Data items
BEGIN

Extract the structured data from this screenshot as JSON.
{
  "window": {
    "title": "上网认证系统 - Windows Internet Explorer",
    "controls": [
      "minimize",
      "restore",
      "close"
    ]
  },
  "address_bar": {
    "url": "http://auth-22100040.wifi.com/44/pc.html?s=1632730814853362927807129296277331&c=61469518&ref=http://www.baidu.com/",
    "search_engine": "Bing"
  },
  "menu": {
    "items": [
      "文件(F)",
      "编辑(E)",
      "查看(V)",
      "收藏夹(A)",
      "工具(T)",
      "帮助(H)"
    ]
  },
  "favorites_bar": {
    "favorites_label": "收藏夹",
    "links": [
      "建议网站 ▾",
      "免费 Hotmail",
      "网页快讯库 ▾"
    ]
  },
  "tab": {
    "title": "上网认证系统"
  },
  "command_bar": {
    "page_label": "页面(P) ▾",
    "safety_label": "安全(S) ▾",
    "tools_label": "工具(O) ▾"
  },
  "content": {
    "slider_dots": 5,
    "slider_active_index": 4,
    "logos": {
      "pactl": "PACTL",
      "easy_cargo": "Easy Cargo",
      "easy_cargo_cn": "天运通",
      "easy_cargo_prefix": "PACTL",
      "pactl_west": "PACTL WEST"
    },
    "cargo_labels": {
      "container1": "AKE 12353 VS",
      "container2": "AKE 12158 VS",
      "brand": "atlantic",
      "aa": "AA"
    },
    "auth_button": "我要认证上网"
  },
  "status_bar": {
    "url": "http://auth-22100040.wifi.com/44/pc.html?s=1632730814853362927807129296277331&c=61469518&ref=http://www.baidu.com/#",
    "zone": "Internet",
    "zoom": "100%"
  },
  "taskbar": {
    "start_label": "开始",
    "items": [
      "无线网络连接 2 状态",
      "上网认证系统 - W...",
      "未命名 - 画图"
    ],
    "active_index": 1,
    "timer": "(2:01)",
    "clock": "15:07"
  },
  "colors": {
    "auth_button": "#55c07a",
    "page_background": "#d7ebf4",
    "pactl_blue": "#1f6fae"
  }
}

END

▶ _Required task_
Restate the listing above word for word.

▶ _Answer_
Extract the structured data from this screenshot as JSON.
{
  "window": {
    "title": "上网认证系统 - Windows Internet Explorer",
    "controls": [
      "minimize",
      "restore",
      "close"
    ]
  },
  "address_bar": {
    "url": "http://auth-22100040.wifi.com/44/pc.html?s=1632730814853362927807129296277331&c=61469518&ref=http://www.baidu.com/",
    "search_engine": "Bing"
  },
  "menu": {
    "items": [
      "文件(F)",
      "编辑(E)",
      "查看(V)",
      "收藏夹(A)",
      "工具(T)",
      "帮助(H)"
    ]
  },
  "favorites_bar": {
    "favorites_label": "收藏夹",
    "links": [
      "建议网站 ▾",
      "免费 Hotmail",
      "网页快讯库 ▾"
    ]
  },
  "tab": {
    "title": "上网认证系统"
  },
  "command_bar": {
    "page_label": "页面(P) ▾",
    "safety_label": "安全(S) ▾",
    "tools_label": "工具(O) ▾"
  },
  "content": {
    "slider_dots": 5,
    "slider_active_index": 4,
    "logos": {
      "pactl": "PACTL",
      "easy_cargo": "Easy Cargo",
      "easy_cargo_cn": "天运通",
      "easy_cargo_prefix": "PACTL",
      "pactl_west": "PACTL WEST"
    },
    "cargo_labels": {
      "container1": "AKE 12353 VS",
      "container2": "AKE 12158 VS",
      "brand": "atlantic",
      "aa": "AA"
    },
    "auth_button": "我要认证上网"
  },
  "status_bar": {
    "url": "http://auth-22100040.wifi.com/44/pc.html?s=1632730814853362927807129296277331&c=61469518&ref=http://www.baidu.com/#",
    "zone": "Internet",
    "zoom": "100%"
  },
  "taskbar": {
    "start_label": "开始",
    "items": [
      "无线网络连接 2 状态",
      "上网认证系统 - W...",
      "未命名 - 画图"
    ],
    "active_index": 1,
    "timer": "(2:01)",
    "clock": "15:07"
  },
  "colors": {
    "auth_button": "#55c07a",
    "page_background": "#d7ebf4",
    "pactl_blue": "#1f6fae"
  }
}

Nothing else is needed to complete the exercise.